GIVEN REQUEST: Gather up every line from the entries below that uses the word "limit".

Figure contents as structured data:
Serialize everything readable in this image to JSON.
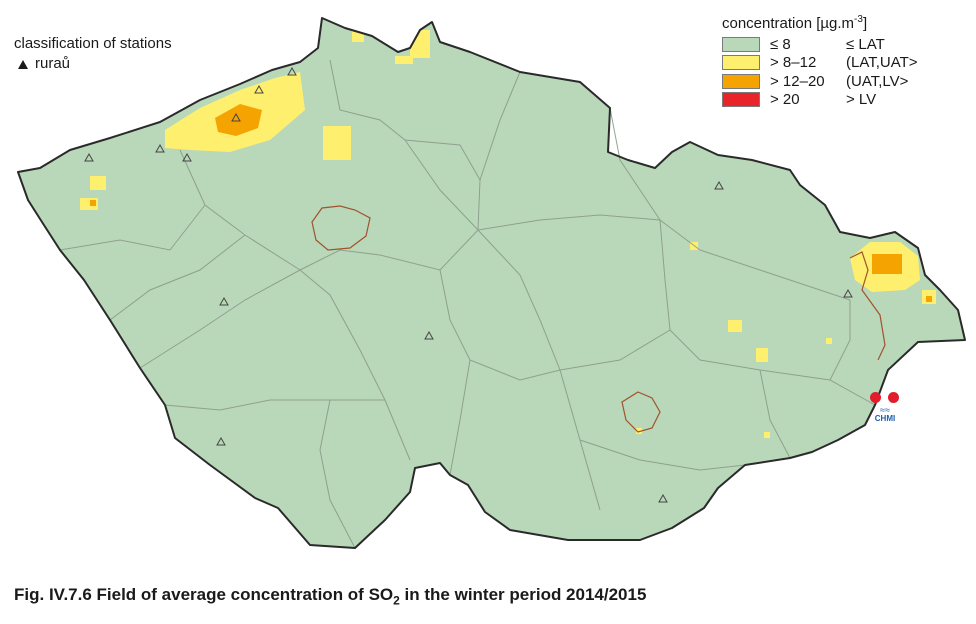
{
  "caption": {
    "prefix": "Fig. IV.7.6  Field of average concentration of SO",
    "subscript": "2",
    "suffix": " in the winter period 2014/2015"
  },
  "station_legend": {
    "title": "classification of stations",
    "items": [
      {
        "label": "ruraů",
        "symbol": "triangle-icon"
      }
    ]
  },
  "concentration_legend": {
    "title_main": "concentration [µg.m",
    "title_sup": "-3",
    "title_end": "]",
    "classes": [
      {
        "label": "≤ 8",
        "limit": "≤ LAT",
        "color": "#b9d8b9"
      },
      {
        "label": "> 8–12",
        "limit": "(LAT,UAT>",
        "color": "#ffef6e"
      },
      {
        "label": "> 12–20",
        "limit": "(UAT,LV>",
        "color": "#f5a300"
      },
      {
        "label": "> 20",
        "limit": "> LV",
        "color": "#e8232a"
      }
    ]
  },
  "logo": {
    "text": "CHMI"
  },
  "colors": {
    "country_fill": "#b9d8b9",
    "border": "#2a2a2a",
    "region_lines": "#8a9a8a",
    "city_border": "#a0522d"
  }
}
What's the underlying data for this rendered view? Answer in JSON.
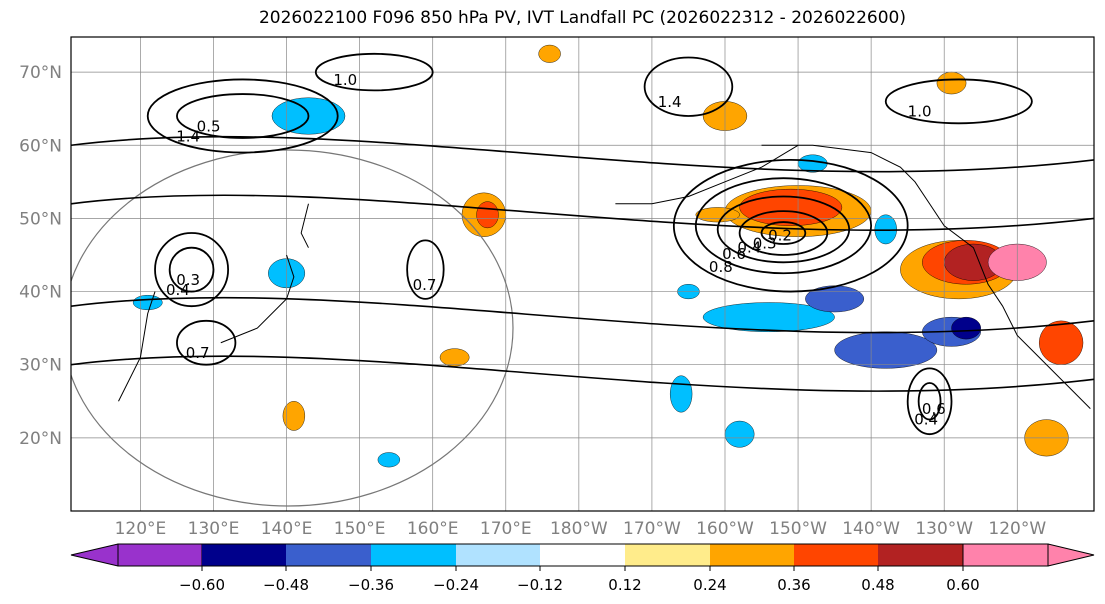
{
  "chart_data": {
    "type": "heatmap",
    "title": "2026022100 F096 850 hPa PV, IVT Landfall PC (2026022312 - 2026022600)",
    "xlim": [
      110.5,
      250.5
    ],
    "ylim": [
      10,
      74.8
    ],
    "x_ticks": [
      {
        "lon": 120,
        "label": "120°E"
      },
      {
        "lon": 130,
        "label": "130°E"
      },
      {
        "lon": 140,
        "label": "140°E"
      },
      {
        "lon": 150,
        "label": "150°E"
      },
      {
        "lon": 160,
        "label": "160°E"
      },
      {
        "lon": 170,
        "label": "170°E"
      },
      {
        "lon": 180,
        "label": "180°W"
      },
      {
        "lon": 190,
        "label": "170°W"
      },
      {
        "lon": 200,
        "label": "160°W"
      },
      {
        "lon": 210,
        "label": "150°W"
      },
      {
        "lon": 220,
        "label": "140°W"
      },
      {
        "lon": 230,
        "label": "130°W"
      },
      {
        "lon": 240,
        "label": "120°W"
      }
    ],
    "y_ticks": [
      {
        "lat": 20,
        "label": "20°N"
      },
      {
        "lat": 30,
        "label": "30°N"
      },
      {
        "lat": 40,
        "label": "40°N"
      },
      {
        "lat": 50,
        "label": "50°N"
      },
      {
        "lat": 60,
        "label": "60°N"
      },
      {
        "lat": 70,
        "label": "70°N"
      }
    ],
    "colorbar": {
      "levels": [
        "−0.60",
        "−0.48",
        "−0.36",
        "−0.24",
        "−0.12",
        "0.12",
        "0.24",
        "0.36",
        "0.48",
        "0.60"
      ],
      "colors": [
        "#9932cc",
        "#00008b",
        "#3a5fcd",
        "#00bfff",
        "#b0e2ff",
        "#ffffff",
        "#ffec8b",
        "#ffa500",
        "#ff4500",
        "#b22222",
        "#ff82ab"
      ]
    },
    "shaded": [
      {
        "lon": 210,
        "lat": 51,
        "rx": 10,
        "ry": 3.5,
        "v": 0.3
      },
      {
        "lon": 209,
        "lat": 51.5,
        "rx": 7,
        "ry": 2.5,
        "v": 0.4
      },
      {
        "lon": 232,
        "lat": 43,
        "rx": 8,
        "ry": 4,
        "v": 0.3
      },
      {
        "lon": 233,
        "lat": 44,
        "rx": 6,
        "ry": 3,
        "v": 0.4
      },
      {
        "lon": 234,
        "lat": 44,
        "rx": 4,
        "ry": 2.5,
        "v": 0.5
      },
      {
        "lon": 240,
        "lat": 44,
        "rx": 4,
        "ry": 2.5,
        "v": 0.65
      },
      {
        "lon": 206,
        "lat": 36.5,
        "rx": 9,
        "ry": 2,
        "v": -0.3
      },
      {
        "lon": 215,
        "lat": 39,
        "rx": 4,
        "ry": 1.8,
        "v": -0.4
      },
      {
        "lon": 222,
        "lat": 32,
        "rx": 7,
        "ry": 2.5,
        "v": -0.4
      },
      {
        "lon": 231,
        "lat": 34.5,
        "rx": 4,
        "ry": 2,
        "v": -0.4
      },
      {
        "lon": 233,
        "lat": 35,
        "rx": 2,
        "ry": 1.5,
        "v": -0.5
      },
      {
        "lon": 143,
        "lat": 64,
        "rx": 5,
        "ry": 2.5,
        "v": -0.3
      },
      {
        "lon": 140,
        "lat": 42.5,
        "rx": 2.5,
        "ry": 2,
        "v": -0.3
      },
      {
        "lon": 121,
        "lat": 38.5,
        "rx": 2,
        "ry": 1,
        "v": -0.3
      },
      {
        "lon": 167,
        "lat": 50.5,
        "rx": 3,
        "ry": 3,
        "v": 0.3
      },
      {
        "lon": 167.5,
        "lat": 50.5,
        "rx": 1.5,
        "ry": 1.8,
        "v": 0.4
      },
      {
        "lon": 141,
        "lat": 23,
        "rx": 1.5,
        "ry": 2,
        "v": 0.3
      },
      {
        "lon": 163,
        "lat": 31,
        "rx": 2,
        "ry": 1.2,
        "v": 0.3
      },
      {
        "lon": 176,
        "lat": 72.5,
        "rx": 1.5,
        "ry": 1.2,
        "v": 0.3
      },
      {
        "lon": 200,
        "lat": 64,
        "rx": 3,
        "ry": 2,
        "v": 0.3
      },
      {
        "lon": 212,
        "lat": 57.5,
        "rx": 2,
        "ry": 1.2,
        "v": -0.3
      },
      {
        "lon": 231,
        "lat": 68.5,
        "rx": 2,
        "ry": 1.5,
        "v": 0.3
      },
      {
        "lon": 246,
        "lat": 33,
        "rx": 3,
        "ry": 3,
        "v": 0.4
      },
      {
        "lon": 244,
        "lat": 20,
        "rx": 3,
        "ry": 2.5,
        "v": 0.3
      },
      {
        "lon": 194,
        "lat": 26,
        "rx": 1.5,
        "ry": 2.5,
        "v": -0.3
      },
      {
        "lon": 202,
        "lat": 20.5,
        "rx": 2,
        "ry": 1.8,
        "v": -0.3
      },
      {
        "lon": 154,
        "lat": 17,
        "rx": 1.5,
        "ry": 1,
        "v": -0.3
      },
      {
        "lon": 199,
        "lat": 50.5,
        "rx": 3,
        "ry": 1,
        "v": 0.3
      },
      {
        "lon": 195,
        "lat": 40,
        "rx": 1.5,
        "ry": 1,
        "v": -0.3
      },
      {
        "lon": 222,
        "lat": 48.5,
        "rx": 1.5,
        "ry": 2,
        "v": -0.3
      }
    ],
    "contours": [
      {
        "lon": 208,
        "lat": 48,
        "rx": 3,
        "ry": 1.5,
        "v": "0.2"
      },
      {
        "lon": 208,
        "lat": 48,
        "rx": 6,
        "ry": 3,
        "v": "0.3"
      },
      {
        "lon": 208,
        "lat": 48.5,
        "rx": 9,
        "ry": 4.5,
        "v": "0.4"
      },
      {
        "lon": 208,
        "lat": 49,
        "rx": 12,
        "ry": 6.5,
        "v": "0.6"
      },
      {
        "lon": 209,
        "lat": 49,
        "rx": 16,
        "ry": 9,
        "v": "0.8"
      },
      {
        "lon": 228,
        "lat": 25,
        "rx": 1.5,
        "ry": 2.5,
        "v": "0.6"
      },
      {
        "lon": 228,
        "lat": 25,
        "rx": 3,
        "ry": 4.5,
        "v": "0.4"
      },
      {
        "lon": 159,
        "lat": 43,
        "rx": 2.5,
        "ry": 4,
        "v": "0.7"
      },
      {
        "lon": 127,
        "lat": 43,
        "rx": 3,
        "ry": 3,
        "v": "0.3"
      },
      {
        "lon": 127,
        "lat": 43,
        "rx": 5,
        "ry": 5,
        "v": "0.4"
      },
      {
        "lon": 129,
        "lat": 33,
        "rx": 4,
        "ry": 3,
        "v": "0.7"
      },
      {
        "lon": 134,
        "lat": 64,
        "rx": 9,
        "ry": 3,
        "v": "0.5"
      },
      {
        "lon": 134,
        "lat": 64,
        "rx": 13,
        "ry": 5,
        "v": "1.4"
      },
      {
        "lon": 152,
        "lat": 70,
        "rx": 8,
        "ry": 2.5,
        "v": "1.0"
      },
      {
        "lon": 195,
        "lat": 68,
        "rx": 6,
        "ry": 4,
        "v": "1.4"
      },
      {
        "lon": 232,
        "lat": 66,
        "rx": 10,
        "ry": 3,
        "v": "1.0"
      }
    ]
  }
}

TASK RESULT:
        "limit": "≤ LAT",
        "limit": "(LAT,UAT>",
        "limit": "(UAT,LV>",
        "limit": "> LV",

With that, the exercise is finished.